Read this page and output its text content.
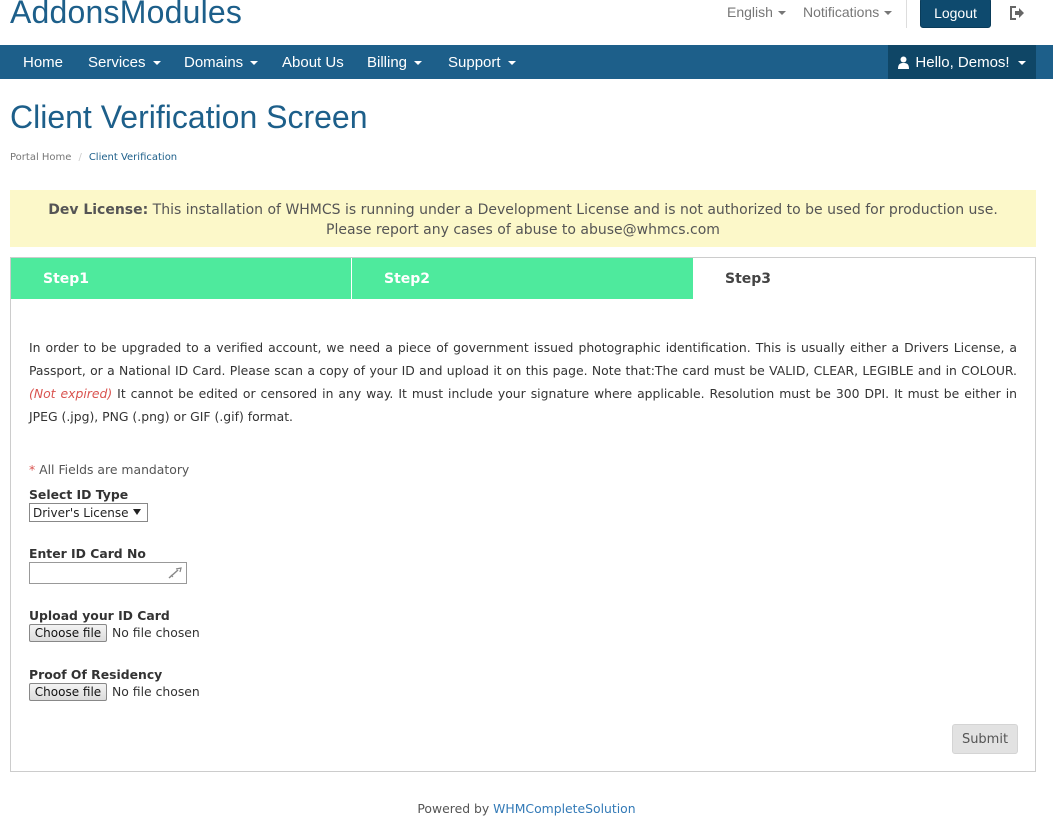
AddonsModules	English Notifications	Logout
Home Services	Domains	About Us Billing	Support	Hello, Demos!
Client Verification Screen
Portal Home / Client Verification
Dev License: This installation of WHMCS is running under a Development License and is not authorized to be used for production use. Please report any cases of abuse to abuse@whmcs.com
Step1	Step2	Step3

In order to be upgraded to a verified account, we need a piece of government issued photographic identification. This is usually either a Drivers License, a Passport, or a National ID Card. Please scan a copy of your ID and upload it on this page. Note that:The card must be VALID, CLEAR, LEGIBLE and in COLOUR. (Not expired) It cannot be edited or censored in any way. It must include your signature where applicable. Resolution must be 300 DPI. It must be either in JPEG (.jpg), PNG (.png) or GIF (.gif) format.

* All Fields are mandatory
Select ID Type
Driver's License
Enter ID Card No
Upload your ID Card
Choose file No file chosen
Proof Of Residency
Choose file No file chosen
Submit
Powered by WHMCompleteSolution
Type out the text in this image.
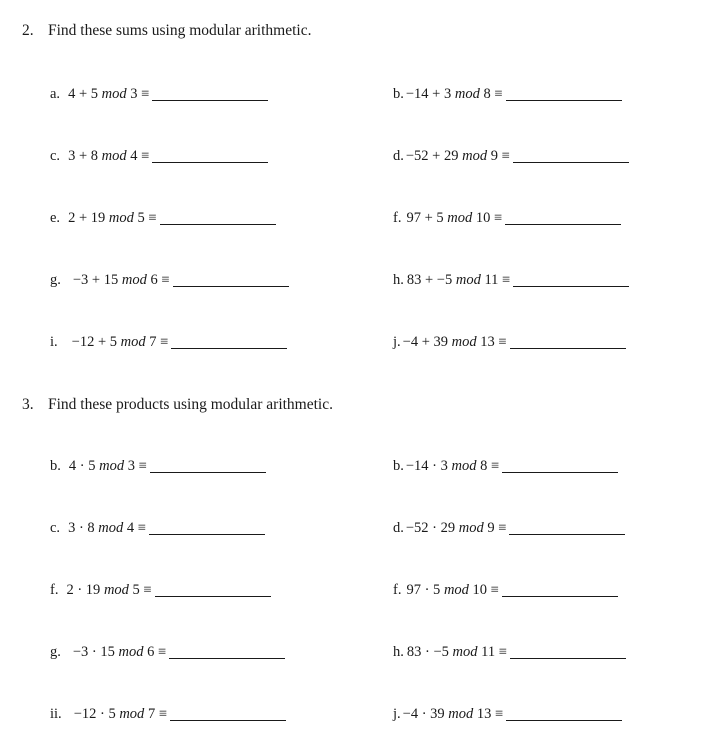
2. Find these sums using modular arithmetic.
a. 4 + 5
mod
3 ≡	b. −14 + 3
mod
8 ≡
c. 3 + 8
mod
4 ≡	d. −52 + 29
mod
9 ≡
e. 2 + 19
mod
5 ≡	f. 97 + 5
mod
10 ≡
g. −3 + 15
mod
6 ≡	h. 83 + −5
mod
11 ≡
i. −12 + 5
mod
7 ≡	j. −4 + 39
mod
13 ≡
3. Find these products using modular arithmetic.
b. 4 · 5
mod
3 ≡	b. −14 · 3
mod
8 ≡
c. 3 · 8
mod
4 ≡	d. −52 · 29
mod
9 ≡
f. 2 · 19
mod
5 ≡	f. 97 · 5
mod
10 ≡
g. −3 · 15
mod
6 ≡	h. 83 · −5
mod
11 ≡
ii. −12 · 5
mod
7 ≡	j. −4 · 39
mod
13 ≡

• **Exercise requirements**
Without the pictures, return the entries exactly as they appear.

• **Problem solution**
Read this page and output its text content.
AddonsModules	English Notifications	Logout
Home Services	Domains	About Us Billing	Support	Hello, Demos!
Client Verification Screen
Portal Home / Client Verification
Dev License: This installation of WHMCS is running under a Development License and is not authorized to be used for production use. Please report any cases of abuse to abuse@whmcs.com
Step1	Step2	Step3

In order to be upgraded to a verified account, we need a piece of government issued photographic identification. This is usually either a Drivers License, a Passport, or a National ID Card. Please scan a copy of your ID and upload it on this page. Note that:The card must be VALID, CLEAR, LEGIBLE and in COLOUR. (Not expired) It cannot be edited or censored in any way. It must include your signature where applicable. Resolution must be 300 DPI. It must be either in JPEG (.jpg), PNG (.png) or GIF (.gif) format.

* All Fields are mandatory
Select ID Type
Driver's License
Enter ID Card No
Upload your ID Card
Choose file No file chosen
Proof Of Residency
Choose file No file chosen
Submit
Powered by WHMCompleteSolution
Type out the text in this image.
2. Find these sums using modular arithmetic.
a. 4 + 5
mod
3 ≡	b. −14 + 3
mod
8 ≡
c. 3 + 8
mod
4 ≡	d. −52 + 29
mod
9 ≡
e. 2 + 19
mod
5 ≡	f. 97 + 5
mod
10 ≡
g. −3 + 15
mod
6 ≡	h. 83 + −5
mod
11 ≡
i. −12 + 5
mod
7 ≡	j. −4 + 39
mod
13 ≡
3. Find these products using modular arithmetic.
b. 4 · 5
mod
3 ≡	b. −14 · 3
mod
8 ≡
c. 3 · 8
mod
4 ≡	d. −52 · 29
mod
9 ≡
f. 2 · 19
mod
5 ≡	f. 97 · 5
mod
10 ≡
g. −3 · 15
mod
6 ≡	h. 83 · −5
mod
11 ≡
ii. −12 · 5
mod
7 ≡	j. −4 · 39
mod
13 ≡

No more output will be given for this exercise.